◆ PROMPT A:
In the game write-up, condense the paragraph beginning "Players control an FBI agent" into a shorter version that keeps its main facts.
◆ PROMPT B:
Write the next part of the game write-up, picking up after its final sentence.

◆ DOCUMENT SEGMENT:
-- start --

Contagion is only available on PC for the moment, and as far as I know only on Steam.

Deadly Premonition

Deadly Premonition is easily one of the most divisive titles I’ve had the pleasure of enjoying throughout my many years of playing games. It captures the ridiculous quirks we awkwardly chuckled at during old movies, and the strange, ‘secret-world’ moments of most of David Lynch’s works. As a matter of fact, if you enjoyed even a smidgen of Twin Peaks then you’re likely of the mindset where Deadly Premonition will, simply, click with you.

Players control an FBI agent sent to investigate a brutal, disturbing murder in a quirky, Pacific Northwest town. It’s not just the town that is quirky, everything is. The FBI agent talks to an invisible friend, and reads messages from coffee; even the most mundane, trope citizens have quirks and secrets, and there are hidden messages everywhere.

-- end --

◆ RECORD LIST:
-- start --

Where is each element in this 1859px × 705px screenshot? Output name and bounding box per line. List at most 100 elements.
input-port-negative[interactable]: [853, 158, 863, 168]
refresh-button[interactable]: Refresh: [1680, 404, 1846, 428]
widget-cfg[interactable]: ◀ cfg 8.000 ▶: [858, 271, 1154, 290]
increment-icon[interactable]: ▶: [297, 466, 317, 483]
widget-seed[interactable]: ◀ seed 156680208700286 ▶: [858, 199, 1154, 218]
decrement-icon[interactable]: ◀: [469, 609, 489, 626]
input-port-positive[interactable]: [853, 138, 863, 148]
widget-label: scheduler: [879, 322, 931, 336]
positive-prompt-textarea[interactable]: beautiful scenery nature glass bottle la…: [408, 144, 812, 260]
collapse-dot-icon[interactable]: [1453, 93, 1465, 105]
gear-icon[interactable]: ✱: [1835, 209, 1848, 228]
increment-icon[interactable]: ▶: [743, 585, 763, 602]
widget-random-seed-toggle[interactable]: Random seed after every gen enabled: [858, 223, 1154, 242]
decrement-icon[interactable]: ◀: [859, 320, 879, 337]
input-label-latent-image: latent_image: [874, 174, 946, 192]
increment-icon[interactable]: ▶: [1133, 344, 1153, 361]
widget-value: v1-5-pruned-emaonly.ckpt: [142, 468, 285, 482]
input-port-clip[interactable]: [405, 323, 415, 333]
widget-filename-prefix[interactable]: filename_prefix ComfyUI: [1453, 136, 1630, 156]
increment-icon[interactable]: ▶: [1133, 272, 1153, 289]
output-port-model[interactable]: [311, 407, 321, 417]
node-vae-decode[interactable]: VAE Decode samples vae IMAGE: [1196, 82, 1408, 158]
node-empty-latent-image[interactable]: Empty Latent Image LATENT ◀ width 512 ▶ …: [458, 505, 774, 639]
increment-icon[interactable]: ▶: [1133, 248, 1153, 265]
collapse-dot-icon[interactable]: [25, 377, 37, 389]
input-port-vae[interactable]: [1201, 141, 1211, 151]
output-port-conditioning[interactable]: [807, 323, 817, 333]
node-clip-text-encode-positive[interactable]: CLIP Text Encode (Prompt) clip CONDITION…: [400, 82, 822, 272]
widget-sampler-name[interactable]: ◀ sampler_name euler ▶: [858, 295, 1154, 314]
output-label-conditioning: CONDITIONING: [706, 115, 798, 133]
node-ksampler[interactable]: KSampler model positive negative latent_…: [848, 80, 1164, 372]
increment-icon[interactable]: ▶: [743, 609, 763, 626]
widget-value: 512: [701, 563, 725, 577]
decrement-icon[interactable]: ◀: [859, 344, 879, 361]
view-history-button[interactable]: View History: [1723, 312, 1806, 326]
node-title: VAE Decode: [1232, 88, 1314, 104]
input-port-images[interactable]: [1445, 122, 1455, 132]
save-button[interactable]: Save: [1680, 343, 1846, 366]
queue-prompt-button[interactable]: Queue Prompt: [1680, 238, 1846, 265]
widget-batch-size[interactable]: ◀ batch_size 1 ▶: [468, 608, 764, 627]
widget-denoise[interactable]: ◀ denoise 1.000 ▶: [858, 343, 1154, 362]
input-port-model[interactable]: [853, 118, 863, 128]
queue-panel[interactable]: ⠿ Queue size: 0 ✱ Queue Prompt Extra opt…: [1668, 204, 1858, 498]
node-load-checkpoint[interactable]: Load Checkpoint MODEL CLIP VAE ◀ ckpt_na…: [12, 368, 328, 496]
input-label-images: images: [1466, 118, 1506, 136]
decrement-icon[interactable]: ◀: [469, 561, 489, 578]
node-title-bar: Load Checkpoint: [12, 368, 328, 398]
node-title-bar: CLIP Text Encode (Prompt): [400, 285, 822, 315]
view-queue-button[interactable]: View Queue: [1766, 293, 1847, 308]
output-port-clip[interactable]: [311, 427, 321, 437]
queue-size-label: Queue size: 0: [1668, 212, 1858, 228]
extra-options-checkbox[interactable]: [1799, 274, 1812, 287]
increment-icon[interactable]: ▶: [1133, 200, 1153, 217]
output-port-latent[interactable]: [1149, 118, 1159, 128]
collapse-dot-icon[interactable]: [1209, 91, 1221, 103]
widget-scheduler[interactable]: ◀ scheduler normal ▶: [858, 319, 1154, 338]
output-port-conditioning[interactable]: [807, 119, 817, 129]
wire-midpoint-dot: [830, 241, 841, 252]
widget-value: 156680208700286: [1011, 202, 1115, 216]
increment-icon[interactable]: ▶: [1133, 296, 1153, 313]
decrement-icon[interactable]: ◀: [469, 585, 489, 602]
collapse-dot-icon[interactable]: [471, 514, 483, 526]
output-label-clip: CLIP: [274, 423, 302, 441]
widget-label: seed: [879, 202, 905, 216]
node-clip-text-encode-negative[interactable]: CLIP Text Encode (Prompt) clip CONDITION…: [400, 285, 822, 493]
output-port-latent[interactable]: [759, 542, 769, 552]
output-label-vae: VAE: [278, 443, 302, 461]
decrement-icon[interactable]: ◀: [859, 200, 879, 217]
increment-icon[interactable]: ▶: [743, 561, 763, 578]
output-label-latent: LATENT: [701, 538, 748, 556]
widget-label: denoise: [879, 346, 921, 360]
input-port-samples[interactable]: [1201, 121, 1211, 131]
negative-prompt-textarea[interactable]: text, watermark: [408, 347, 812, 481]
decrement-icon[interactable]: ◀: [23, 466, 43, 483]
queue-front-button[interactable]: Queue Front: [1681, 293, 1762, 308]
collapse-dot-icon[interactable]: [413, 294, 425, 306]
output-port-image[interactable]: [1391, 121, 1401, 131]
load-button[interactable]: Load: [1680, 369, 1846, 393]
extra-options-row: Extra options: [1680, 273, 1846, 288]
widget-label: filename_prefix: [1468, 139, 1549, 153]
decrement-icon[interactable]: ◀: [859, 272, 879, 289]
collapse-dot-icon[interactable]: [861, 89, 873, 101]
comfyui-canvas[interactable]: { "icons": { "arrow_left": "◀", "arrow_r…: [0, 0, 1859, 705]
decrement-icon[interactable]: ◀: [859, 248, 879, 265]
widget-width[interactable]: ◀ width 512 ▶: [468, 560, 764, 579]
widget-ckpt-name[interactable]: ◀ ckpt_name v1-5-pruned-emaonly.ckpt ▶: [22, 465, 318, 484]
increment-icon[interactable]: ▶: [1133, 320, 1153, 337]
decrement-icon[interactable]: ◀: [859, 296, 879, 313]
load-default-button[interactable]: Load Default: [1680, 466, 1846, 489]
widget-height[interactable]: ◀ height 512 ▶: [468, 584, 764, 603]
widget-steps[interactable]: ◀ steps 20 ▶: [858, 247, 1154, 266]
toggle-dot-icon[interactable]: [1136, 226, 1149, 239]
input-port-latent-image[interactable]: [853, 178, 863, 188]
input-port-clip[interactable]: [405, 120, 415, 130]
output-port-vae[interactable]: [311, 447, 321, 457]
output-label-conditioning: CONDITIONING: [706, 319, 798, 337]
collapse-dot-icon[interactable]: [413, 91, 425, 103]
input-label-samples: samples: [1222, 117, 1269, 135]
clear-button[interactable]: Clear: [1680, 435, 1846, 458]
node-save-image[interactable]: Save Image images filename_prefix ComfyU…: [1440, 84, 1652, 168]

-- end --

◆ TASK OUTPUT A:
Players take the role of an FBI agent investigating a brutal murder in an odd Pacific Northwest town. The quirkiness goes beyond the town: the agent talks to an invisible friend and reads messages in coffee, even ordinary townsfolk have quirks and secrets, and hidden messages are everywhere.

◆ TASK OUTPUT B:
The game is especially feature rich as well, besides from the main story there’re a lot of extra jobs and side-missions which can be completed around the game’s open-world. Not only this, but each of the characters have a routine, giving the game a feeling more reminiscent of slice-of-life games or titles like Shenmue and Yakuza over the likes of GTA & Saints Row.

The biggest negative of the game then, is the combat. Combat is a mandatory section of the game, with clunky aiming and strange warping monsters bookending most of the game’s story missions. While the game has a PS2-era aesthetic, the combination of warping monsters and early Resident Evil style tank-controls is abrupt; it’s like if Resident Evil 4’s running zombies were to be faced off with Resident Evil II’s slow-turning and rough three-height aiming. It’s no surprise that it was added in late, and it’s a shame it was.

Despite this, Deadly Premonition is definitely worth experiencing for it’s strange setting and characters.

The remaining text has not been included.